TASK STATEMENT - Report back the lines in this listing that carry the string "Outliers".
START DATASET CONTENT
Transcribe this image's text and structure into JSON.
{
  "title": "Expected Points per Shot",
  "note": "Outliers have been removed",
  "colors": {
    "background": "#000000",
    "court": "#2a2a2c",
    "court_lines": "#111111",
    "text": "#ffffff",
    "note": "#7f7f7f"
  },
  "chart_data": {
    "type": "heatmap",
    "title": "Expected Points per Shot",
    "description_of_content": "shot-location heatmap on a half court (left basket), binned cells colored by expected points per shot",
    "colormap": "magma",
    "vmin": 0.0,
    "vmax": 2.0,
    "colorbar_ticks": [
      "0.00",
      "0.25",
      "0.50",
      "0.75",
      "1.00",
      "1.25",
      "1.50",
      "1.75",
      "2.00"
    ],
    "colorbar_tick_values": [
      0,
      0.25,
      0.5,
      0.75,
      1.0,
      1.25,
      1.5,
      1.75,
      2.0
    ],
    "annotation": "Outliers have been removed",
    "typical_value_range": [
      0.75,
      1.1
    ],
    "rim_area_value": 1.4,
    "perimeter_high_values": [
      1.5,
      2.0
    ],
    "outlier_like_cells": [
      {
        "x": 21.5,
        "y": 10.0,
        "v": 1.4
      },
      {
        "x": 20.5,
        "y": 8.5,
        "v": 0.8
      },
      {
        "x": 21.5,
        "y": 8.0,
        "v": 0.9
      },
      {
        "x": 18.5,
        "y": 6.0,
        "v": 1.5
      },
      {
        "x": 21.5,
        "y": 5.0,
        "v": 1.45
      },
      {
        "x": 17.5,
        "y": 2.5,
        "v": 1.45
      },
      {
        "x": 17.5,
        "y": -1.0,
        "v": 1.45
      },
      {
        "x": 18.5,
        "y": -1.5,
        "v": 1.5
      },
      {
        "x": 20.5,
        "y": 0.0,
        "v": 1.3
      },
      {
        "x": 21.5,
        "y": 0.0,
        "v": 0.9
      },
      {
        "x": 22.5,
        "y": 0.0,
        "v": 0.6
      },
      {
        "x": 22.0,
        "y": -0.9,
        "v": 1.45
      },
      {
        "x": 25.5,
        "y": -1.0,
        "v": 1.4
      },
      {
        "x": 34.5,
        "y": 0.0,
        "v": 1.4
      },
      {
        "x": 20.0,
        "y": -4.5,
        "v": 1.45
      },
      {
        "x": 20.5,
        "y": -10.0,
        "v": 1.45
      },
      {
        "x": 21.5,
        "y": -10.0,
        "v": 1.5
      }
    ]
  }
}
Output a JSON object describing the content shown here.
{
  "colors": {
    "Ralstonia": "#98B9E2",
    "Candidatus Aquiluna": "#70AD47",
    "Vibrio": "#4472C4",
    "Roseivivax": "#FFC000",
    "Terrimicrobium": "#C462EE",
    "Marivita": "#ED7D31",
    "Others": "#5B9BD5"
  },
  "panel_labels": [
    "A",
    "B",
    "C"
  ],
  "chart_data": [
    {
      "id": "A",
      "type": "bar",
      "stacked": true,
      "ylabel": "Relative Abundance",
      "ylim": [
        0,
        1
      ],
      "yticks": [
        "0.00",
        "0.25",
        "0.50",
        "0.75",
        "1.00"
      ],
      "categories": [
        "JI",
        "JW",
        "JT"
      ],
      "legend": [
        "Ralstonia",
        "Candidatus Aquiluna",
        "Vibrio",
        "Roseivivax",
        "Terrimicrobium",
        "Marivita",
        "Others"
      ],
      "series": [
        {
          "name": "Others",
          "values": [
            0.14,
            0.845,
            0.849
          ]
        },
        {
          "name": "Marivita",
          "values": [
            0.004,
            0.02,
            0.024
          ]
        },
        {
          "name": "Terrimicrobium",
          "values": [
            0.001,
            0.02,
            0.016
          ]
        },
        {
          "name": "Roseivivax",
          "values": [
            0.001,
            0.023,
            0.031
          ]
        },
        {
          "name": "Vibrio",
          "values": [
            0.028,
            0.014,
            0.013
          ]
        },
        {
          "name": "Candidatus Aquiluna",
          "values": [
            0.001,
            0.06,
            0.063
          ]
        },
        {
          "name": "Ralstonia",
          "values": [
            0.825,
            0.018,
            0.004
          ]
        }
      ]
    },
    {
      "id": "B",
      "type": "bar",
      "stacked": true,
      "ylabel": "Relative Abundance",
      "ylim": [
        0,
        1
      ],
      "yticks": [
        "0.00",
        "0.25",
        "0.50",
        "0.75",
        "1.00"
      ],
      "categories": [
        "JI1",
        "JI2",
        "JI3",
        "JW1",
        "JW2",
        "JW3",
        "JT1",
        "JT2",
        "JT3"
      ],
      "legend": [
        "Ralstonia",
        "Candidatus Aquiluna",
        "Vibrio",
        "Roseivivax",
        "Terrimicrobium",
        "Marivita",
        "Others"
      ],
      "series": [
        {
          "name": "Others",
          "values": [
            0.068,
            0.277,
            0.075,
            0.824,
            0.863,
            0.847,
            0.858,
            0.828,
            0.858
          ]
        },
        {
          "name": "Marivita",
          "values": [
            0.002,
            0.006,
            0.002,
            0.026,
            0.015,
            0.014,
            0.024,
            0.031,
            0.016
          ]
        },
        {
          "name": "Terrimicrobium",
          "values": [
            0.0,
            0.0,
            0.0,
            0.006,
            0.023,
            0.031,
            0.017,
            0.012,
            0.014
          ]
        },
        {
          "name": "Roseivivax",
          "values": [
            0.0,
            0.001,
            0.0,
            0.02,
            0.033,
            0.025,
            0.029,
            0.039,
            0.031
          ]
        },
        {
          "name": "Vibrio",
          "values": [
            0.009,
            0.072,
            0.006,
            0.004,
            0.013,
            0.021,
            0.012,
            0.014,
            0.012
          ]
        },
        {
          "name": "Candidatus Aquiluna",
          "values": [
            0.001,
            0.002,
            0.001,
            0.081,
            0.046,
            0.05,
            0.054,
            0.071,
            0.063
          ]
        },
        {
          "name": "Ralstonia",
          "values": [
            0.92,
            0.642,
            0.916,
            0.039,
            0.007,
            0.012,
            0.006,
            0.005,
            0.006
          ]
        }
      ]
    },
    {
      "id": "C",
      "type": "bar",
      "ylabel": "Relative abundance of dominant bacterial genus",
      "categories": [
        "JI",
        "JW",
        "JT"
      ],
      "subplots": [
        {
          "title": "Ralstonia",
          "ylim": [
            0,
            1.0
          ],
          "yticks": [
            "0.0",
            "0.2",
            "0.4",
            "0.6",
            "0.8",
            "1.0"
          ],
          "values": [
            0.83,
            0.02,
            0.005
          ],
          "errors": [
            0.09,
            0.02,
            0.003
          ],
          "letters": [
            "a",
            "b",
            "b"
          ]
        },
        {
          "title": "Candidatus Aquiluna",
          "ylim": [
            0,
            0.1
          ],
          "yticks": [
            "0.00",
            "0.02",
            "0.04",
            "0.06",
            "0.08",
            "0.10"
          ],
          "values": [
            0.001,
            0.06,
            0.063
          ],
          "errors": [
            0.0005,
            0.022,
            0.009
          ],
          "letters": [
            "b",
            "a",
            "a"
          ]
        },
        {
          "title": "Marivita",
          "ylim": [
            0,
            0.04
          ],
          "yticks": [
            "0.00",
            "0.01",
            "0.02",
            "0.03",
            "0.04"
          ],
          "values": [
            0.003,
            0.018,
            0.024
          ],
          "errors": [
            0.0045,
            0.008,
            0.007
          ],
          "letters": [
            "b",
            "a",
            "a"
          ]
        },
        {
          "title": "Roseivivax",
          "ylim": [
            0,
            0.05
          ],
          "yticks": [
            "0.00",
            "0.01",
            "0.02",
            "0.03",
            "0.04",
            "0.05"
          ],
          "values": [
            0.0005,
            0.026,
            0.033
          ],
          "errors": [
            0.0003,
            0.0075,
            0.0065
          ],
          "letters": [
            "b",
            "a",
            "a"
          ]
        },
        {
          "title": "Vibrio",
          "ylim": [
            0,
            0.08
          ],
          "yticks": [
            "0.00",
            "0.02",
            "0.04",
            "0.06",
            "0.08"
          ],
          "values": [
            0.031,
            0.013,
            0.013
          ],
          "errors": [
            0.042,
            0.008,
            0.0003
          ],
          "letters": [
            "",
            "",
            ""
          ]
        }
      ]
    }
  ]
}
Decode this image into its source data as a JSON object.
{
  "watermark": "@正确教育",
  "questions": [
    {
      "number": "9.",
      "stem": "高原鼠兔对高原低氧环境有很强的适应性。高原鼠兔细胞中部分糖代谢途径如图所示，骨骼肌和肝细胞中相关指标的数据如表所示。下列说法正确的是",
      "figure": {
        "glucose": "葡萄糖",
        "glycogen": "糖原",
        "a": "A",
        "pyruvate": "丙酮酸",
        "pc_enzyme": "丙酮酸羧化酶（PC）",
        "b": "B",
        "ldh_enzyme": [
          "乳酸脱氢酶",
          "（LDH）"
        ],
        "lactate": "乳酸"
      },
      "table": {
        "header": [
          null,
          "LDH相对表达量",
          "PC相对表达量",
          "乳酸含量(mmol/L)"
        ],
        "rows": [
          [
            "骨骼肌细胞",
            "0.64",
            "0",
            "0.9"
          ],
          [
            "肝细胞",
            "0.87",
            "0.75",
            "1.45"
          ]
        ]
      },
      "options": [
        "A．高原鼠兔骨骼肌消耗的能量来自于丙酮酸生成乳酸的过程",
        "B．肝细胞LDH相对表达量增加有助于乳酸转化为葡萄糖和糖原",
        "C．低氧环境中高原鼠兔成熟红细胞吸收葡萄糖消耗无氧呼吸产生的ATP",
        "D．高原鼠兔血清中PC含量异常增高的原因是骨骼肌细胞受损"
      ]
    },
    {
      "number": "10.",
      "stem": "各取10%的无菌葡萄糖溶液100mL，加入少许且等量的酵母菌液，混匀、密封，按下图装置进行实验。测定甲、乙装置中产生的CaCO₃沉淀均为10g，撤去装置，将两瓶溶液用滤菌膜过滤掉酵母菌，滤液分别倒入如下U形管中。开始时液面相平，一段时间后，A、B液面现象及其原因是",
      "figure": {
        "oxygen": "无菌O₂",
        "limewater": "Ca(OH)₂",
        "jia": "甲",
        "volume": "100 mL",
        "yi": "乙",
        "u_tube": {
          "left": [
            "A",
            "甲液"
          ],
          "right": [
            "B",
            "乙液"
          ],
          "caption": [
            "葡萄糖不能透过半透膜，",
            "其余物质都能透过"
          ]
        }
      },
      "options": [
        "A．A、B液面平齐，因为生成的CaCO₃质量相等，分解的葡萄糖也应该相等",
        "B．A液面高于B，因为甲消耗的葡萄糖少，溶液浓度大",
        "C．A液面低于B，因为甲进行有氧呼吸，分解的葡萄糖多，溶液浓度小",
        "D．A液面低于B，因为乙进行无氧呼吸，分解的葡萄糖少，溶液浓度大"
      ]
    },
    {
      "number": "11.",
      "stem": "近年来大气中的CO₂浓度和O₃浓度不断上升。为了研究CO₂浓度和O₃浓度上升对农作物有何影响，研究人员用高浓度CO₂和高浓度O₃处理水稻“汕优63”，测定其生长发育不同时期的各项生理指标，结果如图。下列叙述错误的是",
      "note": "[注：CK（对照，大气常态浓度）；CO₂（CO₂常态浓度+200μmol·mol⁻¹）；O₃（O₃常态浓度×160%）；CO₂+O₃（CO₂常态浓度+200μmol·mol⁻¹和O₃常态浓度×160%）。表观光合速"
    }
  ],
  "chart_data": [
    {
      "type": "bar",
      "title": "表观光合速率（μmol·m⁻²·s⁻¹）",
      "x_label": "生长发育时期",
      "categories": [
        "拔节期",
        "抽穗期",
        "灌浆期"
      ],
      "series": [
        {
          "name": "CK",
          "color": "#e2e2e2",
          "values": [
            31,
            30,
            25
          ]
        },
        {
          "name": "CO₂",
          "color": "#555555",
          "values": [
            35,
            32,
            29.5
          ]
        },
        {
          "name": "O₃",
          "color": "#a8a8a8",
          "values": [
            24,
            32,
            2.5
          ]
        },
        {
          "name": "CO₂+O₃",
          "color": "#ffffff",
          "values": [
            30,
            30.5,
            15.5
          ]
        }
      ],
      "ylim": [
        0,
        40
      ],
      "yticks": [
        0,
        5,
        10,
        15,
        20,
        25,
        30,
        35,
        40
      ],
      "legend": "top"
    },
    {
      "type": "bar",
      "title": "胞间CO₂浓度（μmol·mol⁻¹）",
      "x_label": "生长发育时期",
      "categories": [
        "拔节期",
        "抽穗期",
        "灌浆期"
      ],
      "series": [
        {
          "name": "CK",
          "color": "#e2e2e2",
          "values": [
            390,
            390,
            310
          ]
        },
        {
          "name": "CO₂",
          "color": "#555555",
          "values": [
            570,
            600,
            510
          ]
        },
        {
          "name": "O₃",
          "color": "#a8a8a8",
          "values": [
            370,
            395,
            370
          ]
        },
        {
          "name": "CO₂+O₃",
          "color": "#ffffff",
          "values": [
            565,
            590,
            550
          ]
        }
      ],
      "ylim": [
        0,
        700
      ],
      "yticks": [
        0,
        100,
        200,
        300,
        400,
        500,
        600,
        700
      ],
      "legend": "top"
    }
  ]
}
END DATASET CONTENT
WRITTEN SOLUTION -
  "note": "Outliers have been removed",
    "annotation": "Outliers have been removed",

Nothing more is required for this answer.